* **Stated exercise**: Output the entries below exactly as written, omitting pictures.

* **Data rows**:

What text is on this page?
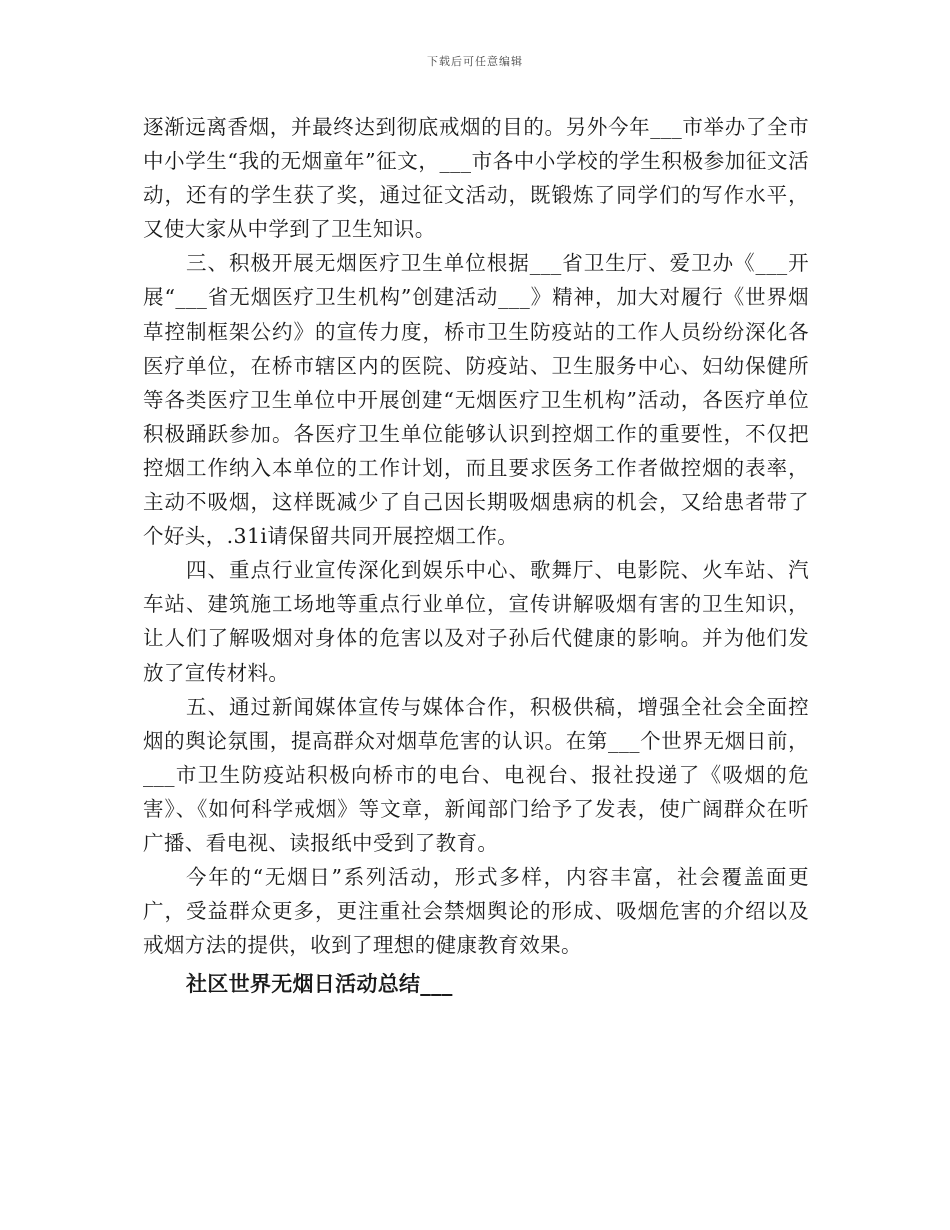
下载后可任意编辑

逐渐远离香烟，并最终达到彻底戒烟的目的。另外今年___市举办了全市中小学生“我的无烟童年”征文，___市各中小学校的学生积极参加征文活动，还有的学生获了奖，通过征文活动，既锻炼了同学们的写作水平，又使大家从中学到了卫生知识。

三、积极开展无烟医疗卫生单位根据___省卫生厅、爱卫办《___开展“___省无烟医疗卫生机构”创建活动___》精神，加大对履行《世界烟草控制框架公约》的宣传力度，桥市卫生防疫站的工作人员纷纷深化各医疗单位，在桥市辖区内的医院、防疫站、卫生服务中心、妇幼保健所等各类医疗卫生单位中开展创建“无烟医疗卫生机构”活动，各医疗单位积极踊跃参加。各医疗卫生单位能够认识到控烟工作的重要性，不仅把控烟工作纳入本单位的工作计划，而且要求医务工作者做控烟的表率，主动不吸烟，这样既减少了自己因长期吸烟患病的机会，又给患者带了个好头，.31i请保留共同开展控烟工作。

四、重点行业宣传深化到娱乐中心、歌舞厅、电影院、火车站、汽车站、建筑施工场地等重点行业单位，宣传讲解吸烟有害的卫生知识，让人们了解吸烟对身体的危害以及对子孙后代健康的影响。并为他们发放了宣传材料。

五、通过新闻媒体宣传与媒体合作，积极供稿，增强全社会全面控烟的舆论氛围，提高群众对烟草危害的认识。在第___个世界无烟日前，___市卫生防疫站积极向桥市的电台、电视台、报社投递了《吸烟的危害》、《如何科学戒烟》等文章，新闻部门给予了发表，使广阔群众在听广播、看电视、读报纸中受到了教育。

今年的“无烟日”系列活动，形式多样，内容丰富，社会覆盖面更广，受益群众更多，更注重社会禁烟舆论的形成、吸烟危害的介绍以及戒烟方法的提供，收到了理想的健康教育效果。

社区世界无烟日活动总结___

* **Exercise response**:
What text is on this page?
下载后可任意编辑

逐渐远离香烟，并最终达到彻底戒烟的目的。另外今年___市举办了全市中小学生“我的无烟童年”征文，___市各中小学校的学生积极参加征文活动，还有的学生获了奖，通过征文活动，既锻炼了同学们的写作水平，又使大家从中学到了卫生知识。

三、积极开展无烟医疗卫生单位根据___省卫生厅、爱卫办《___开展“___省无烟医疗卫生机构”创建活动___》精神，加大对履行《世界烟草控制框架公约》的宣传力度，桥市卫生防疫站的工作人员纷纷深化各医疗单位，在桥市辖区内的医院、防疫站、卫生服务中心、妇幼保健所等各类医疗卫生单位中开展创建“无烟医疗卫生机构”活动，各医疗单位积极踊跃参加。各医疗卫生单位能够认识到控烟工作的重要性，不仅把控烟工作纳入本单位的工作计划，而且要求医务工作者做控烟的表率，主动不吸烟，这样既减少了自己因长期吸烟患病的机会，又给患者带了个好头，.31i请保留共同开展控烟工作。

四、重点行业宣传深化到娱乐中心、歌舞厅、电影院、火车站、汽车站、建筑施工场地等重点行业单位，宣传讲解吸烟有害的卫生知识，让人们了解吸烟对身体的危害以及对子孙后代健康的影响。并为他们发放了宣传材料。

五、通过新闻媒体宣传与媒体合作，积极供稿，增强全社会全面控烟的舆论氛围，提高群众对烟草危害的认识。在第___个世界无烟日前，___市卫生防疫站积极向桥市的电台、电视台、报社投递了《吸烟的危害》、《如何科学戒烟》等文章，新闻部门给予了发表，使广阔群众在听广播、看电视、读报纸中受到了教育。

今年的“无烟日”系列活动，形式多样，内容丰富，社会覆盖面更广，受益群众更多，更注重社会禁烟舆论的形成、吸烟危害的介绍以及戒烟方法的提供，收到了理想的健康教育效果。

社区世界无烟日活动总结___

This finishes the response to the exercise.